▶ **WRITTEN INSTRUCTION**
What follows is a block of records; restate each one word for word.

++++ LISTING

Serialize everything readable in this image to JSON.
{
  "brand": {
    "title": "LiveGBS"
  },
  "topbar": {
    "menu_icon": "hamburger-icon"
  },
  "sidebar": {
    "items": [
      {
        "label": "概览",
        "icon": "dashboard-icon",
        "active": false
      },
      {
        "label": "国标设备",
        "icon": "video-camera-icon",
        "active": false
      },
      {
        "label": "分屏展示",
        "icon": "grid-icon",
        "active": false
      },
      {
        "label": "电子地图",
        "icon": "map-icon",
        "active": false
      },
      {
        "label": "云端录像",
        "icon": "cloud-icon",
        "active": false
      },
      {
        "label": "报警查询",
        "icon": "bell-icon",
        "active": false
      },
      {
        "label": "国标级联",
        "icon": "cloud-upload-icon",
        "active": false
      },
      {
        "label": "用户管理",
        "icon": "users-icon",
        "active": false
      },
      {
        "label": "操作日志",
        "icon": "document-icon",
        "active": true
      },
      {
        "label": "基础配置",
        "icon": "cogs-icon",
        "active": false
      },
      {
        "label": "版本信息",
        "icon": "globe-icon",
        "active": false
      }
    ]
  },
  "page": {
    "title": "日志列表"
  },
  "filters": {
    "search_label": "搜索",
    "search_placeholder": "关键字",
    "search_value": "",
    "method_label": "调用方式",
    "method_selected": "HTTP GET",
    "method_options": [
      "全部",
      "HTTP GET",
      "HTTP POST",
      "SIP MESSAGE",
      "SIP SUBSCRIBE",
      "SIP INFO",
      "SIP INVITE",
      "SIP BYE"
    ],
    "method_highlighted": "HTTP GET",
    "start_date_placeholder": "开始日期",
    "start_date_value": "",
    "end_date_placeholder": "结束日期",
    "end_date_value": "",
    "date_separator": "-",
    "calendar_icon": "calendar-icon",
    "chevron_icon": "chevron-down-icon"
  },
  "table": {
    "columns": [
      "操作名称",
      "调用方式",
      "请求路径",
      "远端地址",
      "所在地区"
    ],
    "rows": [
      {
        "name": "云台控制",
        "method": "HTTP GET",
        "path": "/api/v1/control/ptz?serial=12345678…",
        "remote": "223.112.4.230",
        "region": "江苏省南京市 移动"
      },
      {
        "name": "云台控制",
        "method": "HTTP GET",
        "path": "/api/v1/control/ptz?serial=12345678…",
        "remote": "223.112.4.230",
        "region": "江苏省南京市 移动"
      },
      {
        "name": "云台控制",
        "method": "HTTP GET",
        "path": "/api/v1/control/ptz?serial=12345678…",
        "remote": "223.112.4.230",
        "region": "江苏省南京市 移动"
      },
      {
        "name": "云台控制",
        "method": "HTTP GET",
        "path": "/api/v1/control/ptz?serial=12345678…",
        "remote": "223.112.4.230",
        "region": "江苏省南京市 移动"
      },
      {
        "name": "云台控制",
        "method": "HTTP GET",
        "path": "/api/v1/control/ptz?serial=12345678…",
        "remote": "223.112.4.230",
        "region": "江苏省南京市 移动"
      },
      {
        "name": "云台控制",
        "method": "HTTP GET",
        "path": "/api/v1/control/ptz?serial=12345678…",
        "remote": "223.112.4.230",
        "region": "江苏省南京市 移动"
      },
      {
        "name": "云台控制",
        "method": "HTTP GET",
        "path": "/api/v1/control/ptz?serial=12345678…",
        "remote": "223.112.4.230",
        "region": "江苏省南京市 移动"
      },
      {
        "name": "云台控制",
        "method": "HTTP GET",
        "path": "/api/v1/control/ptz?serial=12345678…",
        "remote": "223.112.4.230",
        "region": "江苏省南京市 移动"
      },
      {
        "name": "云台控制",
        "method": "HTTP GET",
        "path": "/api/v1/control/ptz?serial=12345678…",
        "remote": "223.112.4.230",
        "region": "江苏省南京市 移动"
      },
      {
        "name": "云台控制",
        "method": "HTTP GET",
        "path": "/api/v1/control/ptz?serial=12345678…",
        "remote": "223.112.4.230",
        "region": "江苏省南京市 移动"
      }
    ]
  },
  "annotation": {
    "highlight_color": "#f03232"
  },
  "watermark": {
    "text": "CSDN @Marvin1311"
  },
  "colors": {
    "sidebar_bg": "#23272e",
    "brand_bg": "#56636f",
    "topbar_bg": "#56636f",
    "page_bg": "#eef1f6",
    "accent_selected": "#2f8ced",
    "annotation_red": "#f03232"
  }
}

++++++++

▶ **CORRECT RESPONSE**
Serialize everything readable in this image to JSON.
{
  "brand": {
    "title": "LiveGBS"
  },
  "topbar": {
    "menu_icon": "hamburger-icon"
  },
  "sidebar": {
    "items": [
      {
        "label": "概览",
        "icon": "dashboard-icon",
        "active": false
      },
      {
        "label": "国标设备",
        "icon": "video-camera-icon",
        "active": false
      },
      {
        "label": "分屏展示",
        "icon": "grid-icon",
        "active": false
      },
      {
        "label": "电子地图",
        "icon": "map-icon",
        "active": false
      },
      {
        "label": "云端录像",
        "icon": "cloud-icon",
        "active": false
      },
      {
        "label": "报警查询",
        "icon": "bell-icon",
        "active": false
      },
      {
        "label": "国标级联",
        "icon": "cloud-upload-icon",
        "active": false
      },
      {
        "label": "用户管理",
        "icon": "users-icon",
        "active": false
      },
      {
        "label": "操作日志",
        "icon": "document-icon",
        "active": true
      },
      {
        "label": "基础配置",
        "icon": "cogs-icon",
        "active": false
      },
      {
        "label": "版本信息",
        "icon": "globe-icon",
        "active": false
      }
    ]
  },
  "page": {
    "title": "日志列表"
  },
  "filters": {
    "search_label": "搜索",
    "search_placeholder": "关键字",
    "search_value": "",
    "method_label": "调用方式",
    "method_selected": "HTTP GET",
    "method_options": [
      "全部",
      "HTTP GET",
      "HTTP POST",
      "SIP MESSAGE",
      "SIP SUBSCRIBE",
      "SIP INFO",
      "SIP INVITE",
      "SIP BYE"
    ],
    "method_highlighted": "HTTP GET",
    "start_date_placeholder": "开始日期",
    "start_date_value": "",
    "end_date_placeholder": "结束日期",
    "end_date_value": "",
    "date_separator": "-",
    "calendar_icon": "calendar-icon",
    "chevron_icon": "chevron-down-icon"
  },
  "table": {
    "columns": [
      "操作名称",
      "调用方式",
      "请求路径",
      "远端地址",
      "所在地区"
    ],
    "rows": [
      {
        "name": "云台控制",
        "method": "HTTP GET",
        "path": "/api/v1/control/ptz?serial=12345678…",
        "remote": "223.112.4.230",
        "region": "江苏省南京市 移动"
      },
      {
        "name": "云台控制",
        "method": "HTTP GET",
        "path": "/api/v1/control/ptz?serial=12345678…",
        "remote": "223.112.4.230",
        "region": "江苏省南京市 移动"
      },
      {
        "name": "云台控制",
        "method": "HTTP GET",
        "path": "/api/v1/control/ptz?serial=12345678…",
        "remote": "223.112.4.230",
        "region": "江苏省南京市 移动"
      },
      {
        "name": "云台控制",
        "method": "HTTP GET",
        "path": "/api/v1/control/ptz?serial=12345678…",
        "remote": "223.112.4.230",
        "region": "江苏省南京市 移动"
      },
      {
        "name": "云台控制",
        "method": "HTTP GET",
        "path": "/api/v1/control/ptz?serial=12345678…",
        "remote": "223.112.4.230",
        "region": "江苏省南京市 移动"
      },
      {
        "name": "云台控制",
        "method": "HTTP GET",
        "path": "/api/v1/control/ptz?serial=12345678…",
        "remote": "223.112.4.230",
        "region": "江苏省南京市 移动"
      },
      {
        "name": "云台控制",
        "method": "HTTP GET",
        "path": "/api/v1/control/ptz?serial=12345678…",
        "remote": "223.112.4.230",
        "region": "江苏省南京市 移动"
      },
      {
        "name": "云台控制",
        "method": "HTTP GET",
        "path": "/api/v1/control/ptz?serial=12345678…",
        "remote": "223.112.4.230",
        "region": "江苏省南京市 移动"
      },
      {
        "name": "云台控制",
        "method": "HTTP GET",
        "path": "/api/v1/control/ptz?serial=12345678…",
        "remote": "223.112.4.230",
        "region": "江苏省南京市 移动"
      },
      {
        "name": "云台控制",
        "method": "HTTP GET",
        "path": "/api/v1/control/ptz?serial=12345678…",
        "remote": "223.112.4.230",
        "region": "江苏省南京市 移动"
      }
    ]
  },
  "annotation": {
    "highlight_color": "#f03232"
  },
  "watermark": {
    "text": "CSDN @Marvin1311"
  },
  "colors": {
    "sidebar_bg": "#23272e",
    "brand_bg": "#56636f",
    "topbar_bg": "#56636f",
    "page_bg": "#eef1f6",
    "accent_selected": "#2f8ced",
    "annotation_red": "#f03232"
  }
}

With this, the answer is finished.